**Your task:** Looking at the listing beneath, work out how many lines hold "screenshot" and report only that figure.

**Records to process:**
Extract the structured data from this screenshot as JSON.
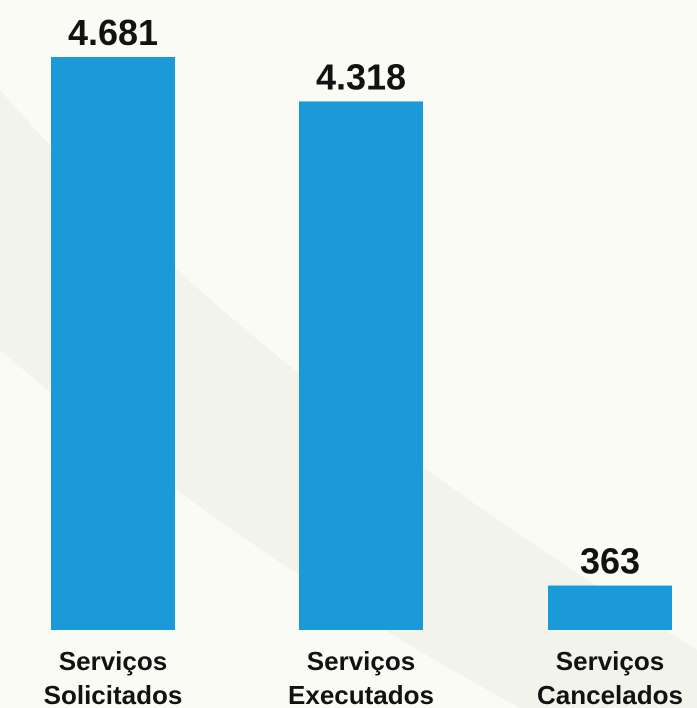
{
  "chart_data": {
    "type": "bar",
    "categories": [
      [
        "Serviços",
        "Solicitados"
      ],
      [
        "Serviços",
        "Executados"
      ],
      [
        "Serviços",
        "Cancelados"
      ]
    ],
    "values": [
      4681,
      4318,
      363
    ],
    "data_labels": [
      "4.681",
      "4.318",
      "363"
    ],
    "title": "",
    "xlabel": "",
    "ylabel": "",
    "grid": false,
    "legend": "none",
    "colors": {
      "bar": "#1b9ad9",
      "background": "#fbfbf6",
      "text": "#121212"
    }
  }
}
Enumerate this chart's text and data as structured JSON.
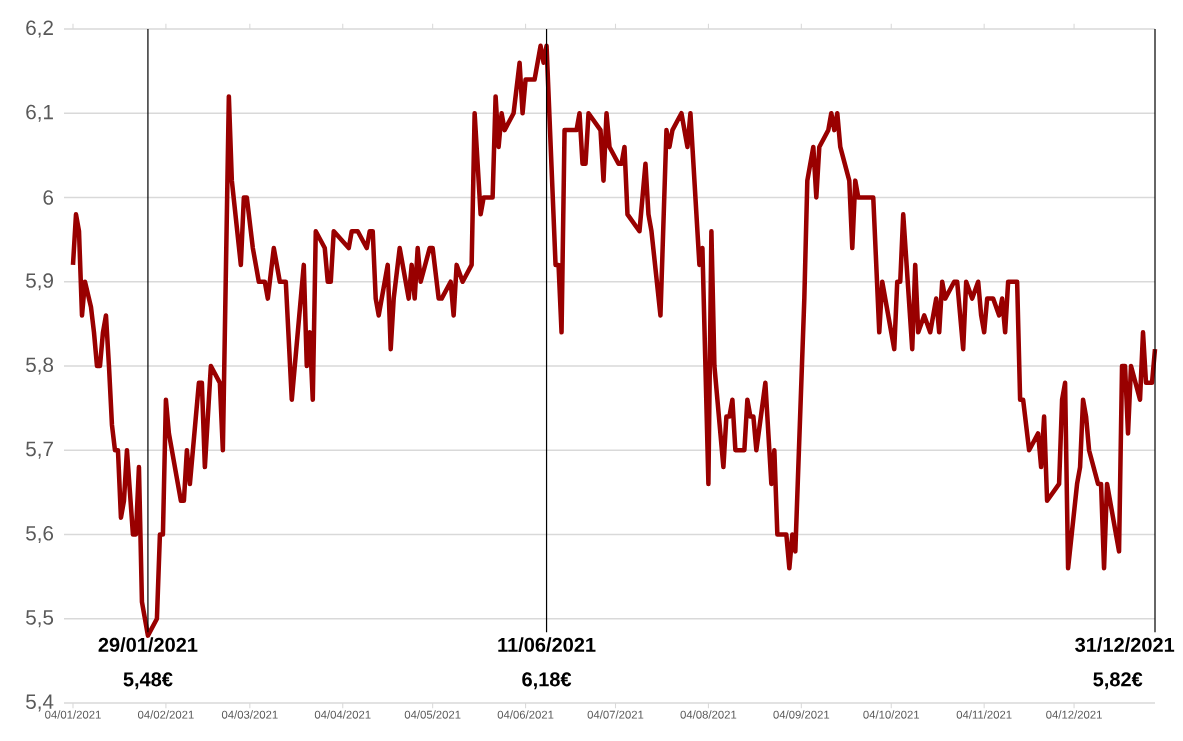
{
  "chart_data": {
    "type": "line",
    "x": [
      "2021-01-04",
      "2021-01-05",
      "2021-01-06",
      "2021-01-07",
      "2021-01-08",
      "2021-01-10",
      "2021-01-11",
      "2021-01-12",
      "2021-01-13",
      "2021-01-14",
      "2021-01-15",
      "2021-01-16",
      "2021-01-17",
      "2021-01-18",
      "2021-01-19",
      "2021-01-20",
      "2021-01-21",
      "2021-01-22",
      "2021-01-23",
      "2021-01-24",
      "2021-01-25",
      "2021-01-26",
      "2021-01-27",
      "2021-01-29",
      "2021-02-01",
      "2021-02-02",
      "2021-02-03",
      "2021-02-04",
      "2021-02-05",
      "2021-02-09",
      "2021-02-10",
      "2021-02-11",
      "2021-02-12",
      "2021-02-15",
      "2021-02-16",
      "2021-02-17",
      "2021-02-19",
      "2021-02-22",
      "2021-02-23",
      "2021-02-25",
      "2021-02-26",
      "2021-03-01",
      "2021-03-02",
      "2021-03-03",
      "2021-03-05",
      "2021-03-07",
      "2021-03-09",
      "2021-03-10",
      "2021-03-12",
      "2021-03-14",
      "2021-03-16",
      "2021-03-18",
      "2021-03-22",
      "2021-03-23",
      "2021-03-24",
      "2021-03-25",
      "2021-03-26",
      "2021-03-29",
      "2021-03-30",
      "2021-03-31",
      "2021-04-01",
      "2021-04-06",
      "2021-04-07",
      "2021-04-09",
      "2021-04-12",
      "2021-04-13",
      "2021-04-14",
      "2021-04-15",
      "2021-04-16",
      "2021-04-19",
      "2021-04-20",
      "2021-04-21",
      "2021-04-23",
      "2021-04-26",
      "2021-04-27",
      "2021-04-28",
      "2021-04-29",
      "2021-04-30",
      "2021-05-03",
      "2021-05-04",
      "2021-05-06",
      "2021-05-07",
      "2021-05-10",
      "2021-05-11",
      "2021-05-12",
      "2021-05-14",
      "2021-05-17",
      "2021-05-18",
      "2021-05-20",
      "2021-05-21",
      "2021-05-24",
      "2021-05-25",
      "2021-05-26",
      "2021-05-27",
      "2021-05-28",
      "2021-05-31",
      "2021-06-02",
      "2021-06-03",
      "2021-06-04",
      "2021-06-07",
      "2021-06-09",
      "2021-06-10",
      "2021-06-11",
      "2021-06-14",
      "2021-06-15",
      "2021-06-16",
      "2021-06-17",
      "2021-06-21",
      "2021-06-22",
      "2021-06-23",
      "2021-06-24",
      "2021-06-25",
      "2021-06-29",
      "2021-06-30",
      "2021-07-01",
      "2021-07-02",
      "2021-07-05",
      "2021-07-06",
      "2021-07-07",
      "2021-07-08",
      "2021-07-12",
      "2021-07-14",
      "2021-07-15",
      "2021-07-16",
      "2021-07-19",
      "2021-07-21",
      "2021-07-22",
      "2021-07-23",
      "2021-07-26",
      "2021-07-28",
      "2021-07-29",
      "2021-08-01",
      "2021-08-02",
      "2021-08-04",
      "2021-08-05",
      "2021-08-06",
      "2021-08-09",
      "2021-08-10",
      "2021-08-11",
      "2021-08-12",
      "2021-08-13",
      "2021-08-16",
      "2021-08-17",
      "2021-08-18",
      "2021-08-19",
      "2021-08-20",
      "2021-08-23",
      "2021-08-25",
      "2021-08-26",
      "2021-08-27",
      "2021-08-30",
      "2021-08-31",
      "2021-09-01",
      "2021-09-02",
      "2021-09-05",
      "2021-09-06",
      "2021-09-08",
      "2021-09-09",
      "2021-09-10",
      "2021-09-13",
      "2021-09-14",
      "2021-09-15",
      "2021-09-16",
      "2021-09-17",
      "2021-09-20",
      "2021-09-21",
      "2021-09-22",
      "2021-09-23",
      "2021-09-28",
      "2021-09-30",
      "2021-10-01",
      "2021-10-05",
      "2021-10-06",
      "2021-10-07",
      "2021-10-08",
      "2021-10-11",
      "2021-10-12",
      "2021-10-13",
      "2021-10-15",
      "2021-10-17",
      "2021-10-19",
      "2021-10-20",
      "2021-10-21",
      "2021-10-22",
      "2021-10-25",
      "2021-10-26",
      "2021-10-28",
      "2021-10-29",
      "2021-10-31",
      "2021-11-02",
      "2021-11-03",
      "2021-11-04",
      "2021-11-05",
      "2021-11-07",
      "2021-11-09",
      "2021-11-10",
      "2021-11-11",
      "2021-11-12",
      "2021-11-15",
      "2021-11-16",
      "2021-11-17",
      "2021-11-19",
      "2021-11-22",
      "2021-11-23",
      "2021-11-24",
      "2021-11-25",
      "2021-11-29",
      "2021-11-30",
      "2021-12-01",
      "2021-12-02",
      "2021-12-05",
      "2021-12-06",
      "2021-12-07",
      "2021-12-08",
      "2021-12-09",
      "2021-12-12",
      "2021-12-13",
      "2021-12-14",
      "2021-12-15",
      "2021-12-19",
      "2021-12-20",
      "2021-12-21",
      "2021-12-22",
      "2021-12-23",
      "2021-12-26",
      "2021-12-27",
      "2021-12-28",
      "2021-12-30",
      "2021-12-31"
    ],
    "series": [
      {
        "color": "#990000",
        "values": [
          5.92,
          5.98,
          5.96,
          5.86,
          5.9,
          5.87,
          5.84,
          5.8,
          5.8,
          5.84,
          5.86,
          5.8,
          5.73,
          5.7,
          5.7,
          5.62,
          5.64,
          5.7,
          5.65,
          5.6,
          5.6,
          5.68,
          5.52,
          5.48,
          5.5,
          5.6,
          5.6,
          5.76,
          5.72,
          5.64,
          5.64,
          5.7,
          5.66,
          5.78,
          5.78,
          5.68,
          5.8,
          5.78,
          5.7,
          6.12,
          6.02,
          5.92,
          6.0,
          6.0,
          5.94,
          5.9,
          5.9,
          5.88,
          5.94,
          5.9,
          5.9,
          5.76,
          5.92,
          5.8,
          5.84,
          5.76,
          5.96,
          5.94,
          5.9,
          5.9,
          5.96,
          5.94,
          5.96,
          5.96,
          5.94,
          5.96,
          5.96,
          5.88,
          5.86,
          5.92,
          5.82,
          5.88,
          5.94,
          5.88,
          5.92,
          5.88,
          5.94,
          5.9,
          5.94,
          5.94,
          5.88,
          5.88,
          5.9,
          5.86,
          5.92,
          5.9,
          5.92,
          6.1,
          5.98,
          6.0,
          6.0,
          6.12,
          6.06,
          6.1,
          6.08,
          6.1,
          6.16,
          6.1,
          6.14,
          6.14,
          6.18,
          6.16,
          6.18,
          5.92,
          5.92,
          5.84,
          6.08,
          6.08,
          6.1,
          6.04,
          6.04,
          6.1,
          6.08,
          6.02,
          6.1,
          6.06,
          6.04,
          6.04,
          6.06,
          5.98,
          5.96,
          6.04,
          5.98,
          5.96,
          5.86,
          6.08,
          6.06,
          6.08,
          6.1,
          6.06,
          6.1,
          5.92,
          5.94,
          5.66,
          5.96,
          5.8,
          5.68,
          5.74,
          5.74,
          5.76,
          5.7,
          5.7,
          5.76,
          5.74,
          5.74,
          5.7,
          5.78,
          5.66,
          5.7,
          5.6,
          5.6,
          5.56,
          5.6,
          5.58,
          5.88,
          6.02,
          6.06,
          6.0,
          6.06,
          6.08,
          6.1,
          6.08,
          6.1,
          6.06,
          6.02,
          5.94,
          6.02,
          6.0,
          6.0,
          5.84,
          5.9,
          5.82,
          5.9,
          5.9,
          5.98,
          5.82,
          5.92,
          5.84,
          5.86,
          5.84,
          5.88,
          5.84,
          5.9,
          5.88,
          5.9,
          5.9,
          5.82,
          5.9,
          5.88,
          5.9,
          5.86,
          5.84,
          5.88,
          5.88,
          5.86,
          5.88,
          5.84,
          5.9,
          5.9,
          5.76,
          5.76,
          5.7,
          5.72,
          5.68,
          5.74,
          5.64,
          5.66,
          5.76,
          5.78,
          5.56,
          5.66,
          5.68,
          5.76,
          5.74,
          5.7,
          5.66,
          5.66,
          5.56,
          5.66,
          5.58,
          5.8,
          5.8,
          5.72,
          5.8,
          5.76,
          5.84,
          5.78,
          5.78,
          5.82
        ]
      }
    ],
    "xlim": [
      "2021-01-01",
      "2021-12-31"
    ],
    "xticks": [
      {
        "value": "2021-01-04",
        "label": "04/01/2021"
      },
      {
        "value": "2021-02-04",
        "label": "04/02/2021"
      },
      {
        "value": "2021-03-04",
        "label": "04/03/2021"
      },
      {
        "value": "2021-04-04",
        "label": "04/04/2021"
      },
      {
        "value": "2021-05-04",
        "label": "04/05/2021"
      },
      {
        "value": "2021-06-04",
        "label": "04/06/2021"
      },
      {
        "value": "2021-07-04",
        "label": "04/07/2021"
      },
      {
        "value": "2021-08-04",
        "label": "04/08/2021"
      },
      {
        "value": "2021-09-04",
        "label": "04/09/2021"
      },
      {
        "value": "2021-10-04",
        "label": "04/10/2021"
      },
      {
        "value": "2021-11-04",
        "label": "04/11/2021"
      },
      {
        "value": "2021-12-04",
        "label": "04/12/2021"
      }
    ],
    "ylim": [
      5.4,
      6.2
    ],
    "yticks": [
      {
        "value": 5.4,
        "label": "5,4"
      },
      {
        "value": 5.5,
        "label": "5,5"
      },
      {
        "value": 5.6,
        "label": "5,6"
      },
      {
        "value": 5.7,
        "label": "5,7"
      },
      {
        "value": 5.8,
        "label": "5,8"
      },
      {
        "value": 5.9,
        "label": "5,9"
      },
      6,
      {
        "value": 6.1,
        "label": "6,1"
      },
      {
        "value": 6.2,
        "label": "6,2"
      }
    ],
    "grid": "y",
    "ref_lines": [
      {
        "axis": "x",
        "value": "2021-01-29",
        "label": "29/01/2021",
        "color": "#000000"
      },
      {
        "axis": "x",
        "value": "2021-06-11",
        "label": "11/06/2021",
        "color": "#000000"
      },
      {
        "axis": "x",
        "value": "2021-12-31",
        "label": "31/12/2021",
        "color": "#000000"
      }
    ],
    "annotations": [
      "5,48€",
      "6,18€",
      "5,82€"
    ]
  }
}
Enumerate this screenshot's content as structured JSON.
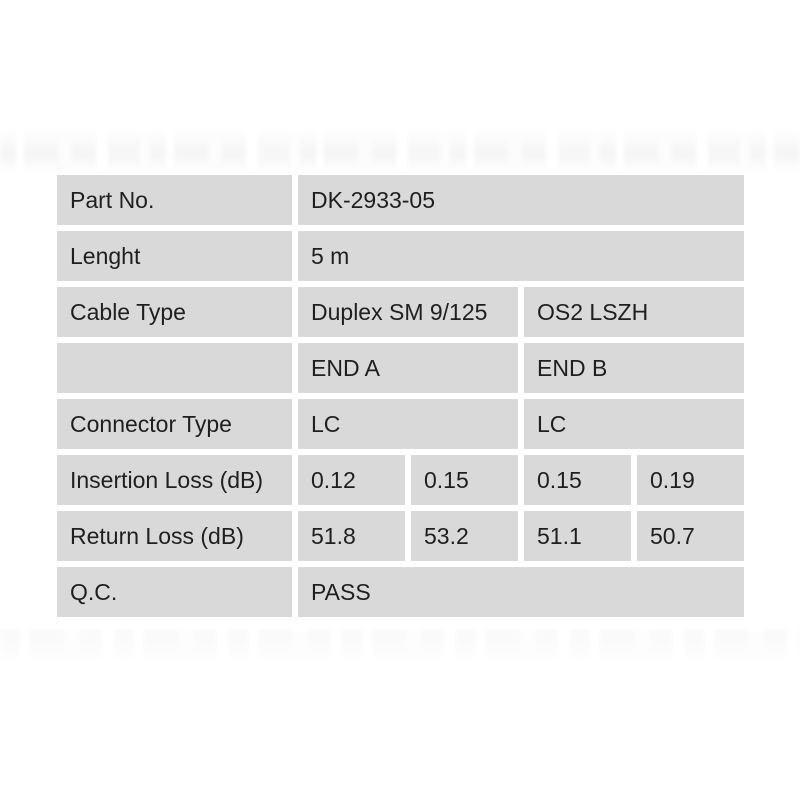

**Exercise output:** 2